* BEGIN Exercise materials *

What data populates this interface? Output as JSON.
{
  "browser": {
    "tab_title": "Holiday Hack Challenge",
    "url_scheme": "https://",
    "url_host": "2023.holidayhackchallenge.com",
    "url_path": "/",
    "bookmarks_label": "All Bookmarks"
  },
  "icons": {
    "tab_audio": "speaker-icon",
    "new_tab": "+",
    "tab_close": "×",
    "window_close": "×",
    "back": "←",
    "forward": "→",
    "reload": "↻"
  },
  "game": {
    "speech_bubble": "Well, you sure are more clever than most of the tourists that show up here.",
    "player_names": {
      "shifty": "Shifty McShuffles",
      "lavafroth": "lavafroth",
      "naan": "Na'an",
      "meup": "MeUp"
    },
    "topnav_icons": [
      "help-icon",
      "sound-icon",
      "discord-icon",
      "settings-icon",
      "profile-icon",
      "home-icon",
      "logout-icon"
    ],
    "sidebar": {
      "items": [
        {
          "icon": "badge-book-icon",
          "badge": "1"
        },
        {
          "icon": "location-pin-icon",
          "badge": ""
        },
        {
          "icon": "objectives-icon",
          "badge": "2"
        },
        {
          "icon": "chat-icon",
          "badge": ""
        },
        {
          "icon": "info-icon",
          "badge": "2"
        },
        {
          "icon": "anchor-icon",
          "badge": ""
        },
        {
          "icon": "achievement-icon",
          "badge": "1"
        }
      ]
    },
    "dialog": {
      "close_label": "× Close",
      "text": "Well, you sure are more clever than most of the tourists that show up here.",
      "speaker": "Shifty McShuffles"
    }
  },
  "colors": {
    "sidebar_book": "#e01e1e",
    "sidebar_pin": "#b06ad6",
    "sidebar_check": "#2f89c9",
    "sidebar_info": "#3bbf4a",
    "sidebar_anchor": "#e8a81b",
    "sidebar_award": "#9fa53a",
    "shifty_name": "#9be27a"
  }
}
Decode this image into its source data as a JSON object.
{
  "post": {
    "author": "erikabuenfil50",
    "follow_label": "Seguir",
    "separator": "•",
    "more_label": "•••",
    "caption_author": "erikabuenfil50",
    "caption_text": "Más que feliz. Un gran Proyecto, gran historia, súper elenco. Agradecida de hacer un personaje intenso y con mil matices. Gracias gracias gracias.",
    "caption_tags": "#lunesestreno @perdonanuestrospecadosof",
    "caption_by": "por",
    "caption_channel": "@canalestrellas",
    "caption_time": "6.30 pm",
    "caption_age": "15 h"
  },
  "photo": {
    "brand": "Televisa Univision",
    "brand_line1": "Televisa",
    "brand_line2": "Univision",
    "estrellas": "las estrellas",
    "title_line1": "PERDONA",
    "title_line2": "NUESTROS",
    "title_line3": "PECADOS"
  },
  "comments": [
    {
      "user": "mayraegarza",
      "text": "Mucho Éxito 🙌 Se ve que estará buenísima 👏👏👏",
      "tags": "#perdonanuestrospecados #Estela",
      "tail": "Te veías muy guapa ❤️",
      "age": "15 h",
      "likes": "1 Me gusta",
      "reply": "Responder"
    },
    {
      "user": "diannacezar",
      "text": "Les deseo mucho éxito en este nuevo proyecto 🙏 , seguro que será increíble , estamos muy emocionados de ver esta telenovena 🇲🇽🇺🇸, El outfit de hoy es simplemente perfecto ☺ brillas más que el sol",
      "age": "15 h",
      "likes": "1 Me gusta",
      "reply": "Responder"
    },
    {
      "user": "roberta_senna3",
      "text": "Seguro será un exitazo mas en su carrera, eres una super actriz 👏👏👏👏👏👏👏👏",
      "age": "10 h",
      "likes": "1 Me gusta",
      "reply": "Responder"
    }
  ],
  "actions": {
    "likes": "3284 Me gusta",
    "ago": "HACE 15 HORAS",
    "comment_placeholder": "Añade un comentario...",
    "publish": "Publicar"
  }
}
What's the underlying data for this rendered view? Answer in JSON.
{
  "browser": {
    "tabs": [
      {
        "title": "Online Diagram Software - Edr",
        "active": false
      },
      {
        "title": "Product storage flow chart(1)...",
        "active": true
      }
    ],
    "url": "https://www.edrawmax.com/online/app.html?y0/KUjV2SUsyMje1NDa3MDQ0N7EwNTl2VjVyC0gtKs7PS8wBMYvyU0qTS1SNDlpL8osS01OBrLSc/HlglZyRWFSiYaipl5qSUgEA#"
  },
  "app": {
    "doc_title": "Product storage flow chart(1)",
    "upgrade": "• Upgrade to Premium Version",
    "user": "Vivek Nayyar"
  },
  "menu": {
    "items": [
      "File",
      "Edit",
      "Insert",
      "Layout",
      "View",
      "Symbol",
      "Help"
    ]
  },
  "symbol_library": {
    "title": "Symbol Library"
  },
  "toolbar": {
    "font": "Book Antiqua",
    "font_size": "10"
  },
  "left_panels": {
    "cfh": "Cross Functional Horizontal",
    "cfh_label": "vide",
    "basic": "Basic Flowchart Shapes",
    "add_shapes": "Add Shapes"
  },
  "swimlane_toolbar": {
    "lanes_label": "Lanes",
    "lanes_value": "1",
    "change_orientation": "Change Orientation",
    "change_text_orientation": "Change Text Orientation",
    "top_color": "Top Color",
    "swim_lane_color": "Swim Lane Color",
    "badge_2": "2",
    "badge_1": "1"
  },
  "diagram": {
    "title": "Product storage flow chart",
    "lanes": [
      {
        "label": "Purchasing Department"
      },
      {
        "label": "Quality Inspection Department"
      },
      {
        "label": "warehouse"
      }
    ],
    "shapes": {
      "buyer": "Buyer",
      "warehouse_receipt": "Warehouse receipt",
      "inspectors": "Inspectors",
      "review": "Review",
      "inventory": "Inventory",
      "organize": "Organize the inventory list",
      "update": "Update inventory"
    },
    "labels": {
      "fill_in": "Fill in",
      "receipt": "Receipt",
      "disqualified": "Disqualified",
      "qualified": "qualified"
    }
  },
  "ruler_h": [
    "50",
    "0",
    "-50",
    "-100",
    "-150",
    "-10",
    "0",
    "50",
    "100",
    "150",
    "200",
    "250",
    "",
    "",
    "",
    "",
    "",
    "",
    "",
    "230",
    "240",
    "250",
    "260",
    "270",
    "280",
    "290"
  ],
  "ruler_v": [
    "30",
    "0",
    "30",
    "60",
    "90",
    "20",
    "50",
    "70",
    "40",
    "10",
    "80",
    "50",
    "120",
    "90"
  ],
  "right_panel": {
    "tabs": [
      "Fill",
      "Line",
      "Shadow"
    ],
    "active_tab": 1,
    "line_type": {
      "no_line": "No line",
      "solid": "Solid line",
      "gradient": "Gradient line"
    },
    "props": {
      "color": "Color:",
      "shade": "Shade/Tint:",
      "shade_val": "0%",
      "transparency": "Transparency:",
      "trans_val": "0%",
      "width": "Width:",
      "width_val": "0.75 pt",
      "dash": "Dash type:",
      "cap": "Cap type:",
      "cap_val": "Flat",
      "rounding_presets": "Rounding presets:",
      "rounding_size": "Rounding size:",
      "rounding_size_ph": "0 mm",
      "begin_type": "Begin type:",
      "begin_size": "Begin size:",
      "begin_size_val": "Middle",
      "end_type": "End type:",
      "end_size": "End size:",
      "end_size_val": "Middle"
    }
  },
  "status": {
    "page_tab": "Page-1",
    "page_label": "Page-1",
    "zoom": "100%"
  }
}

* END Exercise materials *

• **The request**
Quote the entire listing above exactly.

• **Reply to the exercise**
What data populates this interface? Output as JSON.
{
  "browser": {
    "tab_title": "Holiday Hack Challenge",
    "url_scheme": "https://",
    "url_host": "2023.holidayhackchallenge.com",
    "url_path": "/",
    "bookmarks_label": "All Bookmarks"
  },
  "icons": {
    "tab_audio": "speaker-icon",
    "new_tab": "+",
    "tab_close": "×",
    "window_close": "×",
    "back": "←",
    "forward": "→",
    "reload": "↻"
  },
  "game": {
    "speech_bubble": "Well, you sure are more clever than most of the tourists that show up here.",
    "player_names": {
      "shifty": "Shifty McShuffles",
      "lavafroth": "lavafroth",
      "naan": "Na'an",
      "meup": "MeUp"
    },
    "topnav_icons": [
      "help-icon",
      "sound-icon",
      "discord-icon",
      "settings-icon",
      "profile-icon",
      "home-icon",
      "logout-icon"
    ],
    "sidebar": {
      "items": [
        {
          "icon": "badge-book-icon",
          "badge": "1"
        },
        {
          "icon": "location-pin-icon",
          "badge": ""
        },
        {
          "icon": "objectives-icon",
          "badge": "2"
        },
        {
          "icon": "chat-icon",
          "badge": ""
        },
        {
          "icon": "info-icon",
          "badge": "2"
        },
        {
          "icon": "anchor-icon",
          "badge": ""
        },
        {
          "icon": "achievement-icon",
          "badge": "1"
        }
      ]
    },
    "dialog": {
      "close_label": "× Close",
      "text": "Well, you sure are more clever than most of the tourists that show up here.",
      "speaker": "Shifty McShuffles"
    }
  },
  "colors": {
    "sidebar_book": "#e01e1e",
    "sidebar_pin": "#b06ad6",
    "sidebar_check": "#2f89c9",
    "sidebar_info": "#3bbf4a",
    "sidebar_anchor": "#e8a81b",
    "sidebar_award": "#9fa53a",
    "shifty_name": "#9be27a"
  }
}
Decode this image into its source data as a JSON object.
{
  "post": {
    "author": "erikabuenfil50",
    "follow_label": "Seguir",
    "separator": "•",
    "more_label": "•••",
    "caption_author": "erikabuenfil50",
    "caption_text": "Más que feliz. Un gran Proyecto, gran historia, súper elenco. Agradecida de hacer un personaje intenso y con mil matices. Gracias gracias gracias.",
    "caption_tags": "#lunesestreno @perdonanuestrospecadosof",
    "caption_by": "por",
    "caption_channel": "@canalestrellas",
    "caption_time": "6.30 pm",
    "caption_age": "15 h"
  },
  "photo": {
    "brand": "Televisa Univision",
    "brand_line1": "Televisa",
    "brand_line2": "Univision",
    "estrellas": "las estrellas",
    "title_line1": "PERDONA",
    "title_line2": "NUESTROS",
    "title_line3": "PECADOS"
  },
  "comments": [
    {
      "user": "mayraegarza",
      "text": "Mucho Éxito 🙌 Se ve que estará buenísima 👏👏👏",
      "tags": "#perdonanuestrospecados #Estela",
      "tail": "Te veías muy guapa ❤️",
      "age": "15 h",
      "likes": "1 Me gusta",
      "reply": "Responder"
    },
    {
      "user": "diannacezar",
      "text": "Les deseo mucho éxito en este nuevo proyecto 🙏 , seguro que será increíble , estamos muy emocionados de ver esta telenovena 🇲🇽🇺🇸, El outfit de hoy es simplemente perfecto ☺ brillas más que el sol",
      "age": "15 h",
      "likes": "1 Me gusta",
      "reply": "Responder"
    },
    {
      "user": "roberta_senna3",
      "text": "Seguro será un exitazo mas en su carrera, eres una super actriz 👏👏👏👏👏👏👏👏",
      "age": "10 h",
      "likes": "1 Me gusta",
      "reply": "Responder"
    }
  ],
  "actions": {
    "likes": "3284 Me gusta",
    "ago": "HACE 15 HORAS",
    "comment_placeholder": "Añade un comentario...",
    "publish": "Publicar"
  }
}
What's the underlying data for this rendered view? Answer in JSON.
{
  "browser": {
    "tabs": [
      {
        "title": "Online Diagram Software - Edr",
        "active": false
      },
      {
        "title": "Product storage flow chart(1)...",
        "active": true
      }
    ],
    "url": "https://www.edrawmax.com/online/app.html?y0/KUjV2SUsyMje1NDa3MDQ0N7EwNTl2VjVyC0gtKs7PS8wBMYvyU0qTS1SNDlpL8osS01OBrLSc/HlglZyRWFSiYaipl5qSUgEA#"
  },
  "app": {
    "doc_title": "Product storage flow chart(1)",
    "upgrade": "• Upgrade to Premium Version",
    "user": "Vivek Nayyar"
  },
  "menu": {
    "items": [
      "File",
      "Edit",
      "Insert",
      "Layout",
      "View",
      "Symbol",
      "Help"
    ]
  },
  "symbol_library": {
    "title": "Symbol Library"
  },
  "toolbar": {
    "font": "Book Antiqua",
    "font_size": "10"
  },
  "left_panels": {
    "cfh": "Cross Functional Horizontal",
    "cfh_label": "vide",
    "basic": "Basic Flowchart Shapes",
    "add_shapes": "Add Shapes"
  },
  "swimlane_toolbar": {
    "lanes_label": "Lanes",
    "lanes_value": "1",
    "change_orientation": "Change Orientation",
    "change_text_orientation": "Change Text Orientation",
    "top_color": "Top Color",
    "swim_lane_color": "Swim Lane Color",
    "badge_2": "2",
    "badge_1": "1"
  },
  "diagram": {
    "title": "Product storage flow chart",
    "lanes": [
      {
        "label": "Purchasing Department"
      },
      {
        "label": "Quality Inspection Department"
      },
      {
        "label": "warehouse"
      }
    ],
    "shapes": {
      "buyer": "Buyer",
      "warehouse_receipt": "Warehouse receipt",
      "inspectors": "Inspectors",
      "review": "Review",
      "inventory": "Inventory",
      "organize": "Organize the inventory list",
      "update": "Update inventory"
    },
    "labels": {
      "fill_in": "Fill in",
      "receipt": "Receipt",
      "disqualified": "Disqualified",
      "qualified": "qualified"
    }
  },
  "ruler_h": [
    "50",
    "0",
    "-50",
    "-100",
    "-150",
    "-10",
    "0",
    "50",
    "100",
    "150",
    "200",
    "250",
    "",
    "",
    "",
    "",
    "",
    "",
    "",
    "230",
    "240",
    "250",
    "260",
    "270",
    "280",
    "290"
  ],
  "ruler_v": [
    "30",
    "0",
    "30",
    "60",
    "90",
    "20",
    "50",
    "70",
    "40",
    "10",
    "80",
    "50",
    "120",
    "90"
  ],
  "right_panel": {
    "tabs": [
      "Fill",
      "Line",
      "Shadow"
    ],
    "active_tab": 1,
    "line_type": {
      "no_line": "No line",
      "solid": "Solid line",
      "gradient": "Gradient line"
    },
    "props": {
      "color": "Color:",
      "shade": "Shade/Tint:",
      "shade_val": "0%",
      "transparency": "Transparency:",
      "trans_val": "0%",
      "width": "Width:",
      "width_val": "0.75 pt",
      "dash": "Dash type:",
      "cap": "Cap type:",
      "cap_val": "Flat",
      "rounding_presets": "Rounding presets:",
      "rounding_size": "Rounding size:",
      "rounding_size_ph": "0 mm",
      "begin_type": "Begin type:",
      "begin_size": "Begin size:",
      "begin_size_val": "Middle",
      "end_type": "End type:",
      "end_size": "End size:",
      "end_size_val": "Middle"
    }
  },
  "status": {
    "page_tab": "Page-1",
    "page_label": "Page-1",
    "zoom": "100%"
  }
}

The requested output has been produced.